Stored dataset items
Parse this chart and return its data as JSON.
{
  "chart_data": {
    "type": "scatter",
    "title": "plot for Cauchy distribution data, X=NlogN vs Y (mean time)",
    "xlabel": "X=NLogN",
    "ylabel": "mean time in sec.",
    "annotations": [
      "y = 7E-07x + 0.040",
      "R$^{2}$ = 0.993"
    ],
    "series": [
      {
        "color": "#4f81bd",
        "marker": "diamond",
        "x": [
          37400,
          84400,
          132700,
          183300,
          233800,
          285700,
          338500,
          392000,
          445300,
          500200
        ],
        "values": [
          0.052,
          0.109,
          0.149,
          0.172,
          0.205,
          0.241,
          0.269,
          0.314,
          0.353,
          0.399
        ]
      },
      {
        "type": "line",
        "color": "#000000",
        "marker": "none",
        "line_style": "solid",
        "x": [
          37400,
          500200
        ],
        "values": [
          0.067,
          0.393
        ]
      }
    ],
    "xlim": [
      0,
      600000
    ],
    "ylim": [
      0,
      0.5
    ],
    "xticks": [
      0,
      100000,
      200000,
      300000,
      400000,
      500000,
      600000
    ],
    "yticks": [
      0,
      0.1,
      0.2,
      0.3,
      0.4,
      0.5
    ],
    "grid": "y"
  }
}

_Requirement_: Type out the full listing again, exactly as given.

_Task output_:
Parse this chart and return its data as JSON.
{
  "chart_data": {
    "type": "scatter",
    "title": "plot for Cauchy distribution data, X=NlogN vs Y (mean time)",
    "xlabel": "X=NLogN",
    "ylabel": "mean time in sec.",
    "annotations": [
      "y = 7E-07x + 0.040",
      "R$^{2}$ = 0.993"
    ],
    "series": [
      {
        "color": "#4f81bd",
        "marker": "diamond",
        "x": [
          37400,
          84400,
          132700,
          183300,
          233800,
          285700,
          338500,
          392000,
          445300,
          500200
        ],
        "values": [
          0.052,
          0.109,
          0.149,
          0.172,
          0.205,
          0.241,
          0.269,
          0.314,
          0.353,
          0.399
        ]
      },
      {
        "type": "line",
        "color": "#000000",
        "marker": "none",
        "line_style": "solid",
        "x": [
          37400,
          500200
        ],
        "values": [
          0.067,
          0.393
        ]
      }
    ],
    "xlim": [
      0,
      600000
    ],
    "ylim": [
      0,
      0.5
    ],
    "xticks": [
      0,
      100000,
      200000,
      300000,
      400000,
      500000,
      600000
    ],
    "yticks": [
      0,
      0.1,
      0.2,
      0.3,
      0.4,
      0.5
    ],
    "grid": "y"
  }
}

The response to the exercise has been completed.